▶ Dataset entries:
begin
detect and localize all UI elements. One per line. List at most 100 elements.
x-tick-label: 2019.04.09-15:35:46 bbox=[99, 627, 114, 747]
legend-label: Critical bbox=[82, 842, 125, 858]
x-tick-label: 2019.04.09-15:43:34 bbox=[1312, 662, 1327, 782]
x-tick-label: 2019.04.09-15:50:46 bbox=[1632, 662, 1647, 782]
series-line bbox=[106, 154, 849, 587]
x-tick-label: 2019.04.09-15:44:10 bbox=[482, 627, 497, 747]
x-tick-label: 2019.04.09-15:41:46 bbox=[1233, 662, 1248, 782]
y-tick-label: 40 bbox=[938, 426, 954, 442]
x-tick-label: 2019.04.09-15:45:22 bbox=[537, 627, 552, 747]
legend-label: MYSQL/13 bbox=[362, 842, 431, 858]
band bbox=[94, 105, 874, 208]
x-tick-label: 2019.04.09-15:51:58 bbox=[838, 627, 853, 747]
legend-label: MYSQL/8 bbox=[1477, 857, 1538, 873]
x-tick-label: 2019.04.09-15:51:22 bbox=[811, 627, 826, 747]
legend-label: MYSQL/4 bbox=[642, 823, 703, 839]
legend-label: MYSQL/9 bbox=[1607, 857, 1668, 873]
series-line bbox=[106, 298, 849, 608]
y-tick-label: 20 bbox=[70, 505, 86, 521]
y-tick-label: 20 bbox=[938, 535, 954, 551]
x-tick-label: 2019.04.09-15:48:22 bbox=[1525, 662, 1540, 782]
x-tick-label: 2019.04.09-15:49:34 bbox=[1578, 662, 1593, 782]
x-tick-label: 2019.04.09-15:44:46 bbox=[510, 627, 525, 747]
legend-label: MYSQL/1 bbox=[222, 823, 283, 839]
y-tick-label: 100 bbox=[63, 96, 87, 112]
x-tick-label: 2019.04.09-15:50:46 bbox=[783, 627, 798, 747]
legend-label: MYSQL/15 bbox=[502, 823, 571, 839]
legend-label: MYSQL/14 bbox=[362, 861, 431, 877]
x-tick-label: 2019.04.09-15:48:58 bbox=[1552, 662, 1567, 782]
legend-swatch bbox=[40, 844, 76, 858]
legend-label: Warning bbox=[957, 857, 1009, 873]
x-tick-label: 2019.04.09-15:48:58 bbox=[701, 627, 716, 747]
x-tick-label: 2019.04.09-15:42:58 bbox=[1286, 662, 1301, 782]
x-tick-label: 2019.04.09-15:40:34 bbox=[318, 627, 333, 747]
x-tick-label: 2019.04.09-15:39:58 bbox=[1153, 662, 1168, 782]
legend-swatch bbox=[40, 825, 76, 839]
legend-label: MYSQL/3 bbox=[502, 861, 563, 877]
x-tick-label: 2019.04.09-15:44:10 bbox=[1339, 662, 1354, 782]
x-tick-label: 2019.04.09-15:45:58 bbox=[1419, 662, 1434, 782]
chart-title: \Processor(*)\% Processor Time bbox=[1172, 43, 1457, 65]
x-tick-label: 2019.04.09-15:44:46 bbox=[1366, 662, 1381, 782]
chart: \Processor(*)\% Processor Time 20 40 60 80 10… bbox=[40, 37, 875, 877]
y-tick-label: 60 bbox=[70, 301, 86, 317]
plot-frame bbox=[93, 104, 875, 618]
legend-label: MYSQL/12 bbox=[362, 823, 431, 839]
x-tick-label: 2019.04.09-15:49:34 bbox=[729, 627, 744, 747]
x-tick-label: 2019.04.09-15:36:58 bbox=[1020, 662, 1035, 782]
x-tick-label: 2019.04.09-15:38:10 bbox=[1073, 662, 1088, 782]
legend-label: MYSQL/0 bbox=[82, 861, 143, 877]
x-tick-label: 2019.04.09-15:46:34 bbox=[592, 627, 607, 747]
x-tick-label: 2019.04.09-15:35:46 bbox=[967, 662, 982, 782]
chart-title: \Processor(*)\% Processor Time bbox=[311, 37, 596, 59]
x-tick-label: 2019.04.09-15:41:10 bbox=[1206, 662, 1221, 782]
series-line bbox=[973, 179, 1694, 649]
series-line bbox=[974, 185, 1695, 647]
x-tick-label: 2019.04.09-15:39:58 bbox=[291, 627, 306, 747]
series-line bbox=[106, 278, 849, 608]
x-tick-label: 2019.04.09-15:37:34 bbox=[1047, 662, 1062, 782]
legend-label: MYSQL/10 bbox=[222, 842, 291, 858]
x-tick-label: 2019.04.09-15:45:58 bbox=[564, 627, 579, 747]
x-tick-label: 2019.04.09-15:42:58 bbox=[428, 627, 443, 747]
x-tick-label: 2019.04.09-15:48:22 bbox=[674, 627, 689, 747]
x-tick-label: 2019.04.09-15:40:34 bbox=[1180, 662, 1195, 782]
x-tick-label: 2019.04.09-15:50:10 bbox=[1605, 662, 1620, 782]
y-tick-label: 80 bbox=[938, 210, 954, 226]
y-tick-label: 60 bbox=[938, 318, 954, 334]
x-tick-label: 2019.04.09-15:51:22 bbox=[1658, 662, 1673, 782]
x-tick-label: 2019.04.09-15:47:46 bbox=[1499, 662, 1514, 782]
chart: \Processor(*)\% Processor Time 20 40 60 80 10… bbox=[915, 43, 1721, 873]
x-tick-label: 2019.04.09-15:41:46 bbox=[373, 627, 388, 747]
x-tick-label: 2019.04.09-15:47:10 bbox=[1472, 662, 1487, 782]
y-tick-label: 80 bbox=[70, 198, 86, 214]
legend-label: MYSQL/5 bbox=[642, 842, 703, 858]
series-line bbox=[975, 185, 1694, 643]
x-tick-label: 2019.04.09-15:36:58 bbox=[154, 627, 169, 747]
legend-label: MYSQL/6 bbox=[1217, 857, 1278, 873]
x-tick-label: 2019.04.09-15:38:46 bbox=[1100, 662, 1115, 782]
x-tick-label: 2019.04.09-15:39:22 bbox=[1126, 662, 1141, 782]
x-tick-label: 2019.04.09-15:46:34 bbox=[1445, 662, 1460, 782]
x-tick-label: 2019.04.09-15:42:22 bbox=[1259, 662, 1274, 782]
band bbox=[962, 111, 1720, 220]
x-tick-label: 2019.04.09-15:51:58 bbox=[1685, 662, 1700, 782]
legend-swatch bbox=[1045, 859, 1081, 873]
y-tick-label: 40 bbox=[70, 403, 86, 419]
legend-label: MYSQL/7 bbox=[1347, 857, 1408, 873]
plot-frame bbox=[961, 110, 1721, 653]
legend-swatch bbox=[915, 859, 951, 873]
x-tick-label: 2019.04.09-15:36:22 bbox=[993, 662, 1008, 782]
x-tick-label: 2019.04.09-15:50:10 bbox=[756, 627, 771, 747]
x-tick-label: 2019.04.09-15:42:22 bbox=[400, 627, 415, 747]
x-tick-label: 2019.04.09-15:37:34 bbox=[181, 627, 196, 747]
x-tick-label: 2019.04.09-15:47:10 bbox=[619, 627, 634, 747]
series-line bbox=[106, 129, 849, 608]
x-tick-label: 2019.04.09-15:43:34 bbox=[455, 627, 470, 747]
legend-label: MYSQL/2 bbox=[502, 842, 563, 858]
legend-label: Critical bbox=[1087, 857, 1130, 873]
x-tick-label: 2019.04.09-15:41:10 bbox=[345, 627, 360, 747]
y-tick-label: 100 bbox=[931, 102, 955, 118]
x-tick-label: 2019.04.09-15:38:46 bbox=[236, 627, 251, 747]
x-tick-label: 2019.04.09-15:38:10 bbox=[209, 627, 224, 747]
end
▶ What you will do: Please copy every one of the records above line for line, without changing anything.

▶ Solution to this problem:
detect and localize all UI elements. One per line. List at most 100 elements.
x-tick-label: 2019.04.09-15:35:46 bbox=[99, 627, 114, 747]
legend-label: Critical bbox=[82, 842, 125, 858]
x-tick-label: 2019.04.09-15:43:34 bbox=[1312, 662, 1327, 782]
x-tick-label: 2019.04.09-15:50:46 bbox=[1632, 662, 1647, 782]
series-line bbox=[106, 154, 849, 587]
x-tick-label: 2019.04.09-15:44:10 bbox=[482, 627, 497, 747]
x-tick-label: 2019.04.09-15:41:46 bbox=[1233, 662, 1248, 782]
y-tick-label: 40 bbox=[938, 426, 954, 442]
x-tick-label: 2019.04.09-15:45:22 bbox=[537, 627, 552, 747]
legend-label: MYSQL/13 bbox=[362, 842, 431, 858]
band bbox=[94, 105, 874, 208]
x-tick-label: 2019.04.09-15:51:58 bbox=[838, 627, 853, 747]
legend-label: MYSQL/8 bbox=[1477, 857, 1538, 873]
x-tick-label: 2019.04.09-15:51:22 bbox=[811, 627, 826, 747]
legend-label: MYSQL/4 bbox=[642, 823, 703, 839]
legend-label: MYSQL/9 bbox=[1607, 857, 1668, 873]
series-line bbox=[106, 298, 849, 608]
y-tick-label: 20 bbox=[70, 505, 86, 521]
y-tick-label: 20 bbox=[938, 535, 954, 551]
x-tick-label: 2019.04.09-15:48:22 bbox=[1525, 662, 1540, 782]
x-tick-label: 2019.04.09-15:49:34 bbox=[1578, 662, 1593, 782]
x-tick-label: 2019.04.09-15:44:46 bbox=[510, 627, 525, 747]
legend-label: MYSQL/1 bbox=[222, 823, 283, 839]
y-tick-label: 100 bbox=[63, 96, 87, 112]
x-tick-label: 2019.04.09-15:50:46 bbox=[783, 627, 798, 747]
legend-label: MYSQL/15 bbox=[502, 823, 571, 839]
legend-label: MYSQL/14 bbox=[362, 861, 431, 877]
x-tick-label: 2019.04.09-15:48:58 bbox=[1552, 662, 1567, 782]
legend-swatch bbox=[40, 844, 76, 858]
legend-label: Warning bbox=[957, 857, 1009, 873]
x-tick-label: 2019.04.09-15:48:58 bbox=[701, 627, 716, 747]
x-tick-label: 2019.04.09-15:42:58 bbox=[1286, 662, 1301, 782]
x-tick-label: 2019.04.09-15:40:34 bbox=[318, 627, 333, 747]
x-tick-label: 2019.04.09-15:39:58 bbox=[1153, 662, 1168, 782]
legend-swatch bbox=[40, 825, 76, 839]
legend-label: MYSQL/3 bbox=[502, 861, 563, 877]
x-tick-label: 2019.04.09-15:44:10 bbox=[1339, 662, 1354, 782]
x-tick-label: 2019.04.09-15:45:58 bbox=[1419, 662, 1434, 782]
chart-title: \Processor(*)\% Processor Time bbox=[1172, 43, 1457, 65]
x-tick-label: 2019.04.09-15:44:46 bbox=[1366, 662, 1381, 782]
chart: \Processor(*)\% Processor Time 20 40 60 80 10… bbox=[40, 37, 875, 877]
y-tick-label: 60 bbox=[70, 301, 86, 317]
plot-frame bbox=[93, 104, 875, 618]
legend-label: MYSQL/12 bbox=[362, 823, 431, 839]
x-tick-label: 2019.04.09-15:49:34 bbox=[729, 627, 744, 747]
x-tick-label: 2019.04.09-15:36:58 bbox=[1020, 662, 1035, 782]
x-tick-label: 2019.04.09-15:38:10 bbox=[1073, 662, 1088, 782]
legend-label: MYSQL/0 bbox=[82, 861, 143, 877]
x-tick-label: 2019.04.09-15:46:34 bbox=[592, 627, 607, 747]
x-tick-label: 2019.04.09-15:35:46 bbox=[967, 662, 982, 782]
chart-title: \Processor(*)\% Processor Time bbox=[311, 37, 596, 59]
x-tick-label: 2019.04.09-15:41:10 bbox=[1206, 662, 1221, 782]
series-line bbox=[973, 179, 1694, 649]
series-line bbox=[974, 185, 1695, 647]
x-tick-label: 2019.04.09-15:39:58 bbox=[291, 627, 306, 747]
series-line bbox=[106, 278, 849, 608]
x-tick-label: 2019.04.09-15:37:34 bbox=[1047, 662, 1062, 782]
legend-label: MYSQL/10 bbox=[222, 842, 291, 858]
x-tick-label: 2019.04.09-15:45:58 bbox=[564, 627, 579, 747]
x-tick-label: 2019.04.09-15:42:58 bbox=[428, 627, 443, 747]
x-tick-label: 2019.04.09-15:48:22 bbox=[674, 627, 689, 747]
x-tick-label: 2019.04.09-15:40:34 bbox=[1180, 662, 1195, 782]
x-tick-label: 2019.04.09-15:50:10 bbox=[1605, 662, 1620, 782]
y-tick-label: 80 bbox=[938, 210, 954, 226]
y-tick-label: 60 bbox=[938, 318, 954, 334]
x-tick-label: 2019.04.09-15:51:22 bbox=[1658, 662, 1673, 782]
x-tick-label: 2019.04.09-15:47:46 bbox=[1499, 662, 1514, 782]
chart: \Processor(*)\% Processor Time 20 40 60 80 10… bbox=[915, 43, 1721, 873]
x-tick-label: 2019.04.09-15:41:46 bbox=[373, 627, 388, 747]
x-tick-label: 2019.04.09-15:47:10 bbox=[1472, 662, 1487, 782]
y-tick-label: 80 bbox=[70, 198, 86, 214]
legend-label: MYSQL/5 bbox=[642, 842, 703, 858]
series-line bbox=[975, 185, 1694, 643]
x-tick-label: 2019.04.09-15:36:58 bbox=[154, 627, 169, 747]
legend-label: MYSQL/6 bbox=[1217, 857, 1278, 873]
x-tick-label: 2019.04.09-15:38:46 bbox=[1100, 662, 1115, 782]
x-tick-label: 2019.04.09-15:39:22 bbox=[1126, 662, 1141, 782]
x-tick-label: 2019.04.09-15:46:34 bbox=[1445, 662, 1460, 782]
x-tick-label: 2019.04.09-15:42:22 bbox=[1259, 662, 1274, 782]
band bbox=[962, 111, 1720, 220]
x-tick-label: 2019.04.09-15:51:58 bbox=[1685, 662, 1700, 782]
legend-swatch bbox=[1045, 859, 1081, 873]
y-tick-label: 40 bbox=[70, 403, 86, 419]
legend-label: MYSQL/7 bbox=[1347, 857, 1408, 873]
plot-frame bbox=[961, 110, 1721, 653]
legend-swatch bbox=[915, 859, 951, 873]
x-tick-label: 2019.04.09-15:36:22 bbox=[993, 662, 1008, 782]
x-tick-label: 2019.04.09-15:50:10 bbox=[756, 627, 771, 747]
x-tick-label: 2019.04.09-15:42:22 bbox=[400, 627, 415, 747]
x-tick-label: 2019.04.09-15:37:34 bbox=[181, 627, 196, 747]
x-tick-label: 2019.04.09-15:47:10 bbox=[619, 627, 634, 747]
series-line bbox=[106, 129, 849, 608]
x-tick-label: 2019.04.09-15:43:34 bbox=[455, 627, 470, 747]
legend-label: MYSQL/2 bbox=[502, 842, 563, 858]
legend-label: Critical bbox=[1087, 857, 1130, 873]
x-tick-label: 2019.04.09-15:41:10 bbox=[345, 627, 360, 747]
y-tick-label: 100 bbox=[931, 102, 955, 118]
x-tick-label: 2019.04.09-15:38:46 bbox=[236, 627, 251, 747]
x-tick-label: 2019.04.09-15:38:10 bbox=[209, 627, 224, 747]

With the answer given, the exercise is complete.